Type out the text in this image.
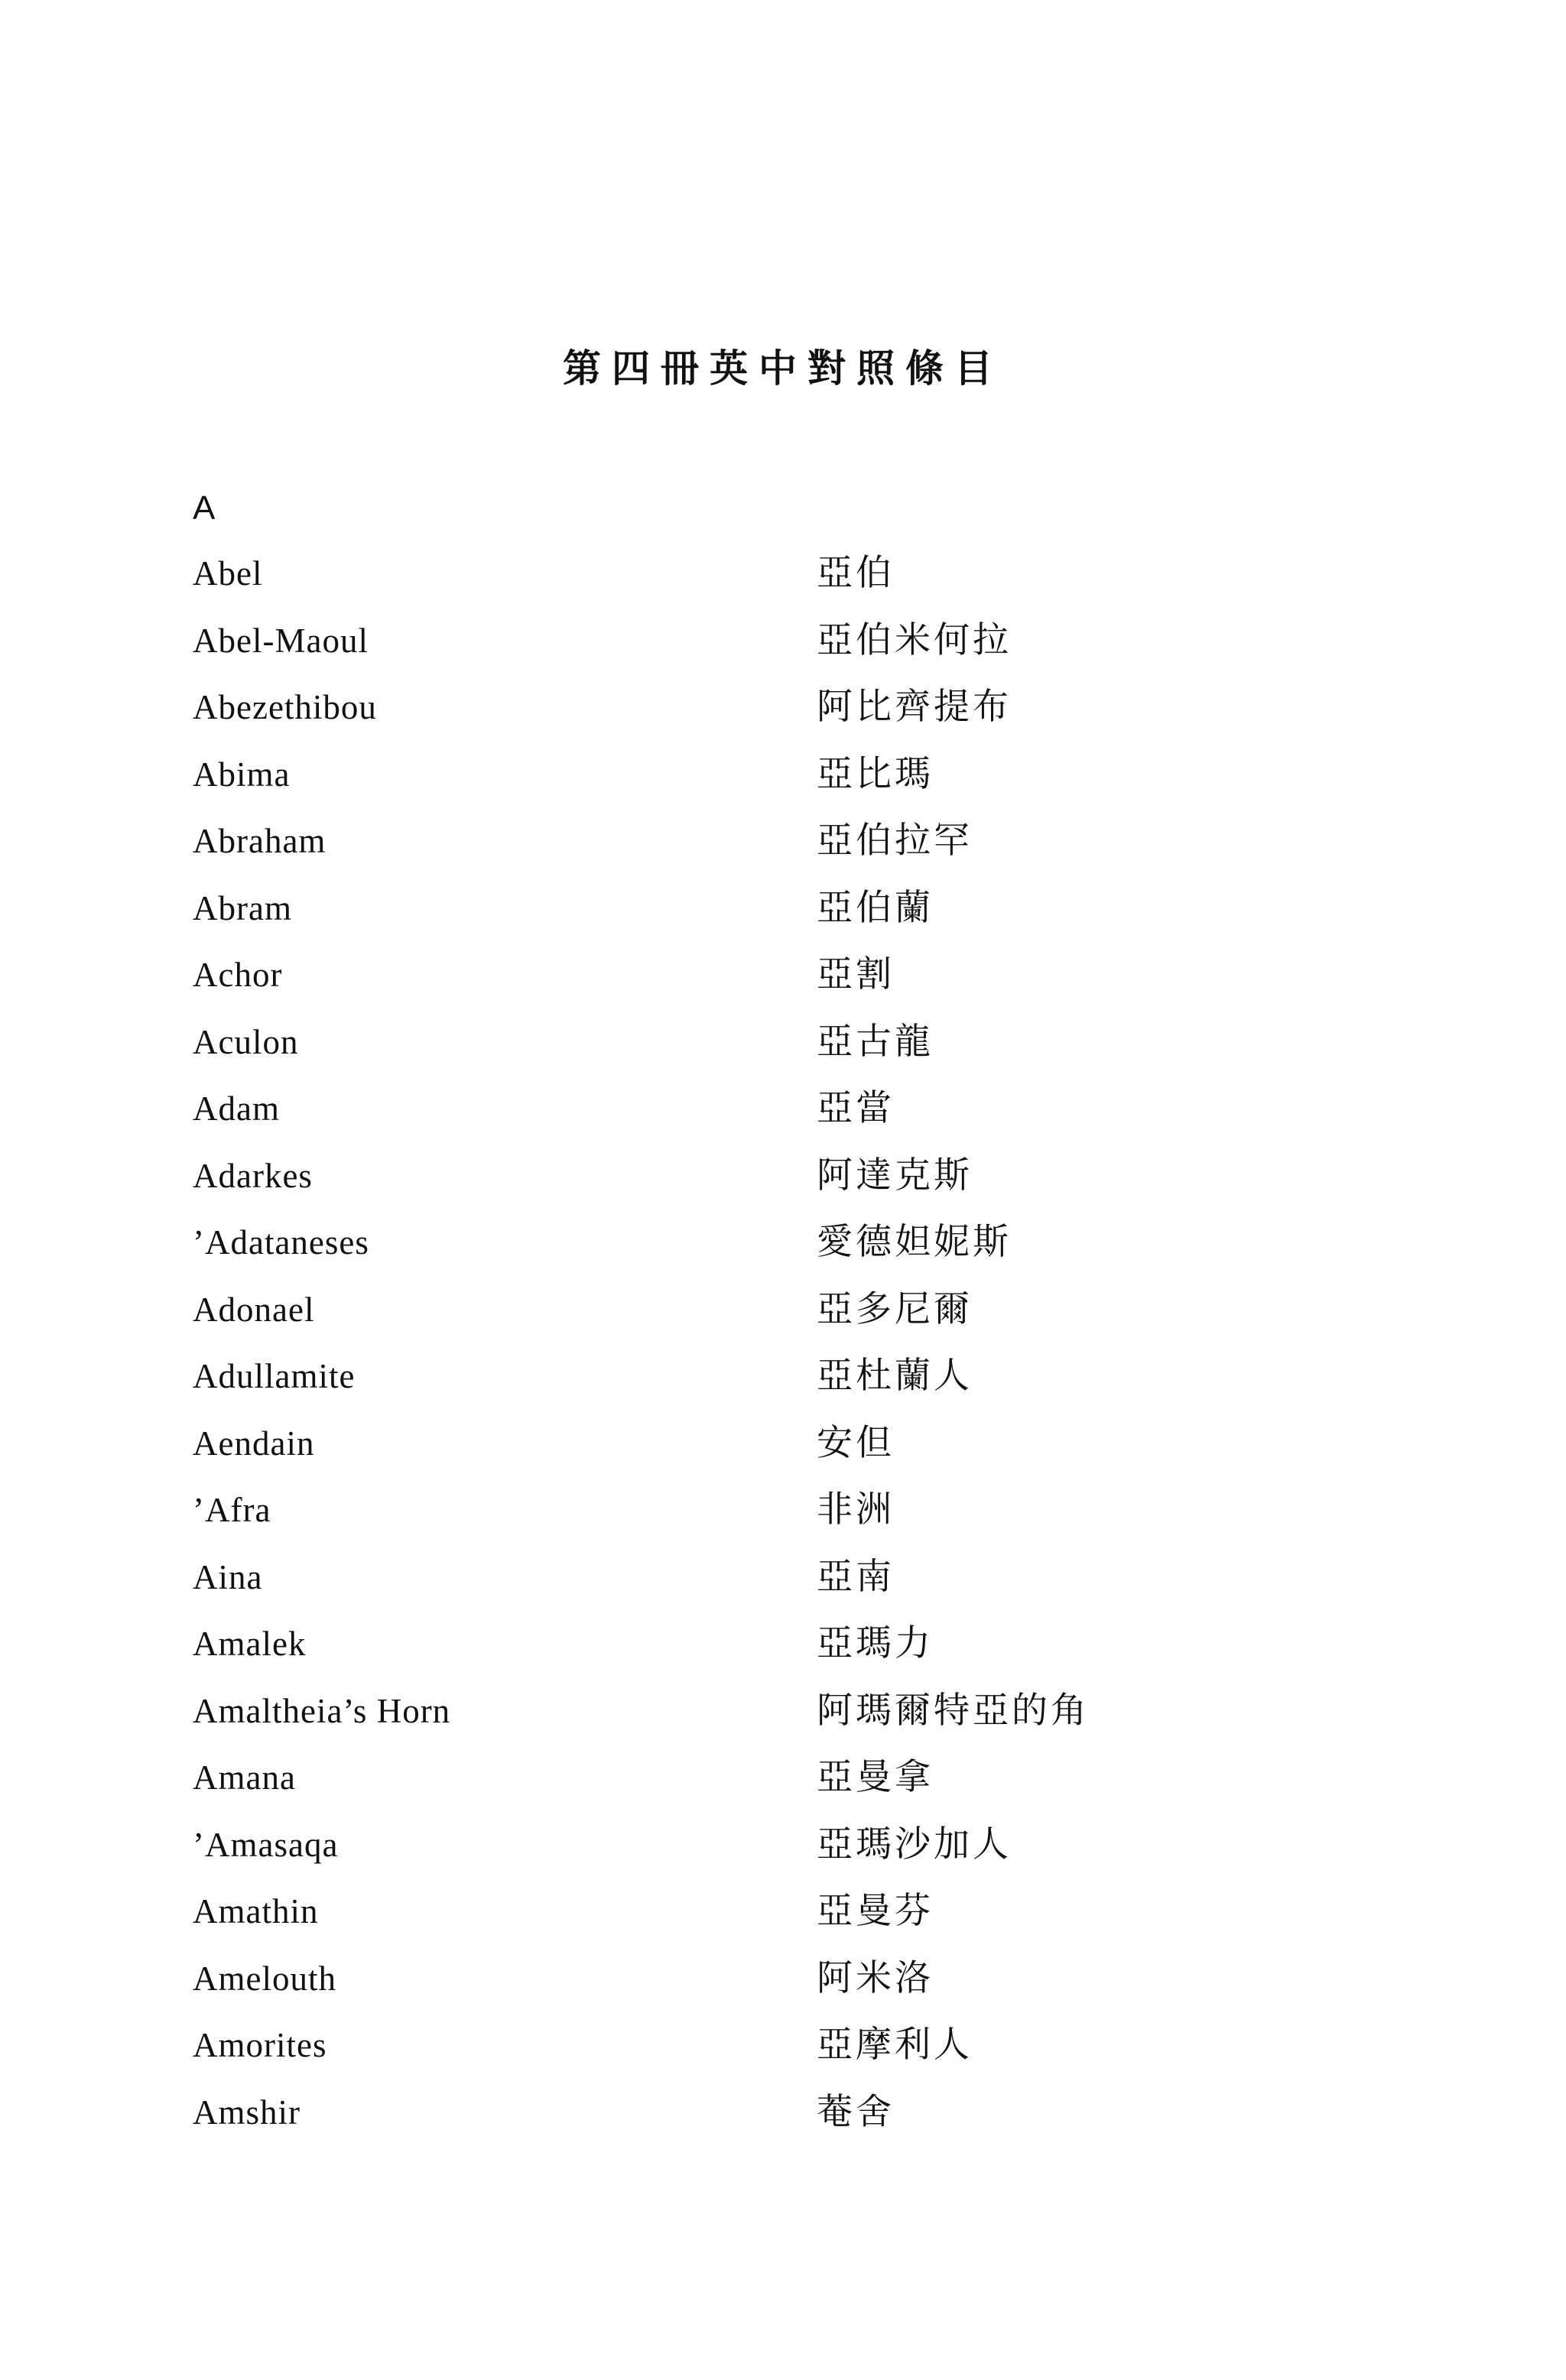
第四冊英中對照條目
A
Abel	亞伯
Abel-Maoul	亞伯米何拉
Abezethibou	阿比齊提布
Abima	亞比瑪
Abraham	亞伯拉罕
Abram	亞伯蘭
Achor	亞割
Aculon	亞古龍
Adam	亞當
Adarkes	阿達克斯
’Adataneses	愛德妲妮斯
Adonael	亞多尼爾
Adullamite	亞杜蘭人
Aendain	安但
’Afra	非洲
Aina	亞南
Amalek	亞瑪力
Amaltheia’s Horn	阿瑪爾特亞的角
Amana	亞曼拿
’Amasaqa	亞瑪沙加人
Amathin	亞曼芬
Amelouth	阿米洛
Amorites	亞摩利人
Amshir	菴舍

★ ★ ★ ★

Given instruction: Nothing in the entries above should change when they are printed again, except that the pictures are dropped.

Solution to this problem:
Type out the text in this image.
第四冊英中對照條目
A
Abel	亞伯
Abel-Maoul	亞伯米何拉
Abezethibou	阿比齊提布
Abima	亞比瑪
Abraham	亞伯拉罕
Abram	亞伯蘭
Achor	亞割
Aculon	亞古龍
Adam	亞當
Adarkes	阿達克斯
’Adataneses	愛德妲妮斯
Adonael	亞多尼爾
Adullamite	亞杜蘭人
Aendain	安但
’Afra	非洲
Aina	亞南
Amalek	亞瑪力
Amaltheia’s Horn	阿瑪爾特亞的角
Amana	亞曼拿
’Amasaqa	亞瑪沙加人
Amathin	亞曼芬
Amelouth	阿米洛
Amorites	亞摩利人
Amshir	菴舍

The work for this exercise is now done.